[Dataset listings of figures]
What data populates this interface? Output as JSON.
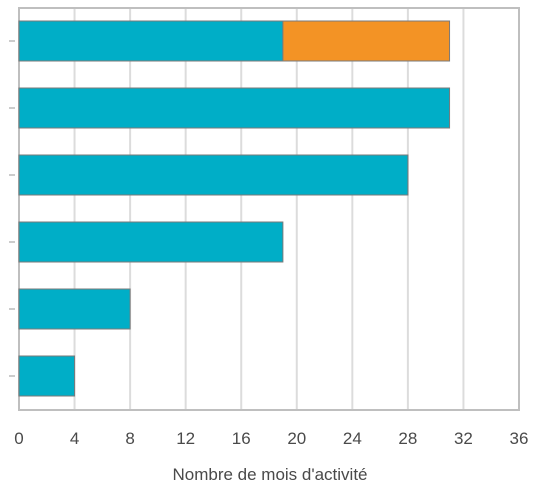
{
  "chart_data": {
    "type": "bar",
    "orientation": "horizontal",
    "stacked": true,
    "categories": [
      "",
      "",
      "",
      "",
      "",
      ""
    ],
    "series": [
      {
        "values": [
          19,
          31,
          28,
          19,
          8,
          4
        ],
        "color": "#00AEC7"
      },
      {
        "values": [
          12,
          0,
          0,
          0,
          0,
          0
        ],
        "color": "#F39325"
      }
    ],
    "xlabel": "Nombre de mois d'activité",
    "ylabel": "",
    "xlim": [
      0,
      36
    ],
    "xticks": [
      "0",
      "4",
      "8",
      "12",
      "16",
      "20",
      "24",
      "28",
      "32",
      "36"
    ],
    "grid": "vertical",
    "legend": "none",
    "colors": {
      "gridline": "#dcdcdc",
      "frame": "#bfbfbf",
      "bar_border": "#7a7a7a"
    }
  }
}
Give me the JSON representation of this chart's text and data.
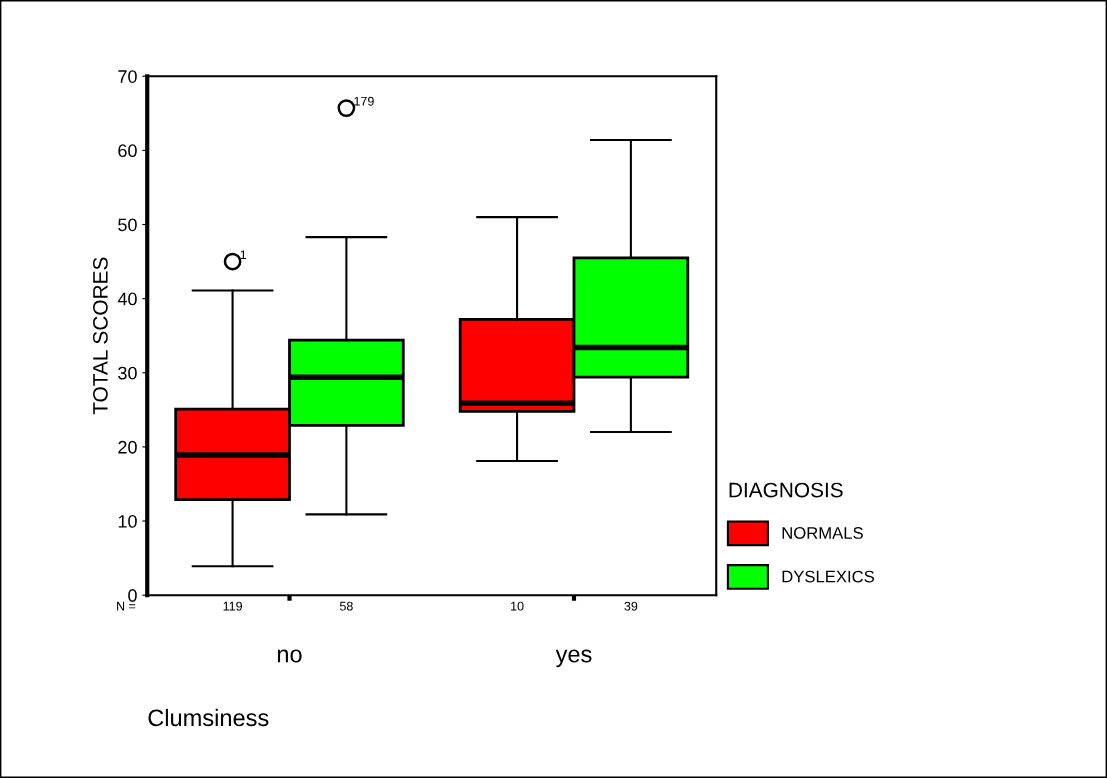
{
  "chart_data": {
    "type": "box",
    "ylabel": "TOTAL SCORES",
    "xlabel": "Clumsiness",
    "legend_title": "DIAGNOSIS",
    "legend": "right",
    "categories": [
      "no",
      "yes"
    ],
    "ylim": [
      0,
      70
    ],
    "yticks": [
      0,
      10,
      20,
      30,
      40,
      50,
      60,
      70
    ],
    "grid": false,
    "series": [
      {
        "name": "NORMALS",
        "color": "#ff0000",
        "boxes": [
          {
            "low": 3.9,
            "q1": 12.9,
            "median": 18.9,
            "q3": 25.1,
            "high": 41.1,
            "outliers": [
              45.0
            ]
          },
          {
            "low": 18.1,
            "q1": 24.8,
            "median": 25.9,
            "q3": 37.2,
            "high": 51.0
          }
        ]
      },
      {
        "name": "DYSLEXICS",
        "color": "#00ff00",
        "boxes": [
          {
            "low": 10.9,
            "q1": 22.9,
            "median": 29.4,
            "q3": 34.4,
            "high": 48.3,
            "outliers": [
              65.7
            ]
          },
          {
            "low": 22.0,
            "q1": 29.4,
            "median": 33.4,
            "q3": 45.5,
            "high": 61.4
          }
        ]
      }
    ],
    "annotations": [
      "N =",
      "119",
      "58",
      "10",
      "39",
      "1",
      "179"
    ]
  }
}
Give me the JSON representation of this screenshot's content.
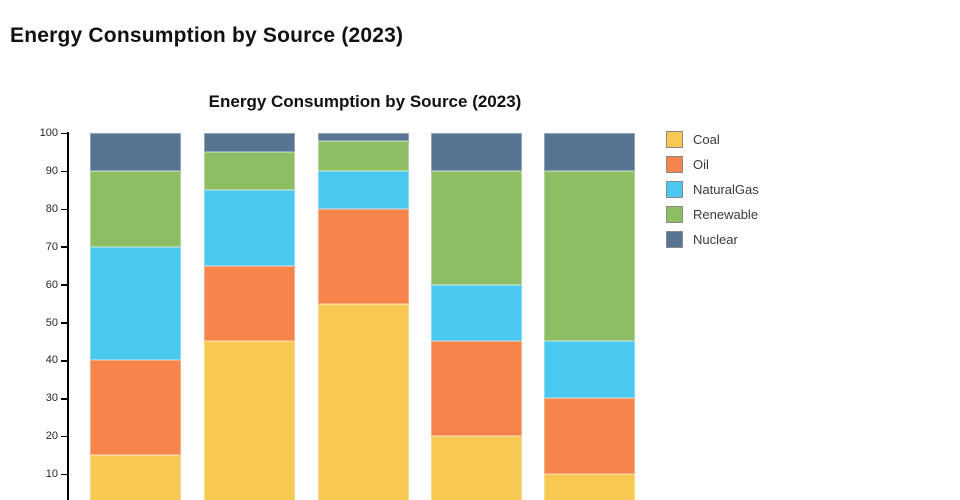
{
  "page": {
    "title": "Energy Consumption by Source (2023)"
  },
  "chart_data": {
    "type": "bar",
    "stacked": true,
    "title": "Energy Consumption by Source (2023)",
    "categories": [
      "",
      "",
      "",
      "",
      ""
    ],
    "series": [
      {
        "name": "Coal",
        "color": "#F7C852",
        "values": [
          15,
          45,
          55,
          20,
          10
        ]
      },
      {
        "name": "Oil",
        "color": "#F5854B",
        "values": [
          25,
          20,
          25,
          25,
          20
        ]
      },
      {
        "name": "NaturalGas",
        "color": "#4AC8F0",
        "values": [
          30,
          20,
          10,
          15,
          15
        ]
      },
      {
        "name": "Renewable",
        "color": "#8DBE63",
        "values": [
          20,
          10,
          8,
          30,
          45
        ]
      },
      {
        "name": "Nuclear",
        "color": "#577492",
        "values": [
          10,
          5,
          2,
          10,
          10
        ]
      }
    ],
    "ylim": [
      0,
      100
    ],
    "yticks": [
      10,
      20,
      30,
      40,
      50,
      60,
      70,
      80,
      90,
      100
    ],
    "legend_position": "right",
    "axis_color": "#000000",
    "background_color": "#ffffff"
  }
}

**Task prompt:**
Leaving the pictures out, set down exactly the lines from the one with "Give me the JSON representation of this screenshot's" through the end of the records.

**Problem solution:**
Give me the JSON representation of this screenshot's content.
{
  "page": {
    "title": "Energy Consumption by Source (2023)"
  },
  "chart_data": {
    "type": "bar",
    "stacked": true,
    "title": "Energy Consumption by Source (2023)",
    "categories": [
      "",
      "",
      "",
      "",
      ""
    ],
    "series": [
      {
        "name": "Coal",
        "color": "#F7C852",
        "values": [
          15,
          45,
          55,
          20,
          10
        ]
      },
      {
        "name": "Oil",
        "color": "#F5854B",
        "values": [
          25,
          20,
          25,
          25,
          20
        ]
      },
      {
        "name": "NaturalGas",
        "color": "#4AC8F0",
        "values": [
          30,
          20,
          10,
          15,
          15
        ]
      },
      {
        "name": "Renewable",
        "color": "#8DBE63",
        "values": [
          20,
          10,
          8,
          30,
          45
        ]
      },
      {
        "name": "Nuclear",
        "color": "#577492",
        "values": [
          10,
          5,
          2,
          10,
          10
        ]
      }
    ],
    "ylim": [
      0,
      100
    ],
    "yticks": [
      10,
      20,
      30,
      40,
      50,
      60,
      70,
      80,
      90,
      100
    ],
    "legend_position": "right",
    "axis_color": "#000000",
    "background_color": "#ffffff"
  }
}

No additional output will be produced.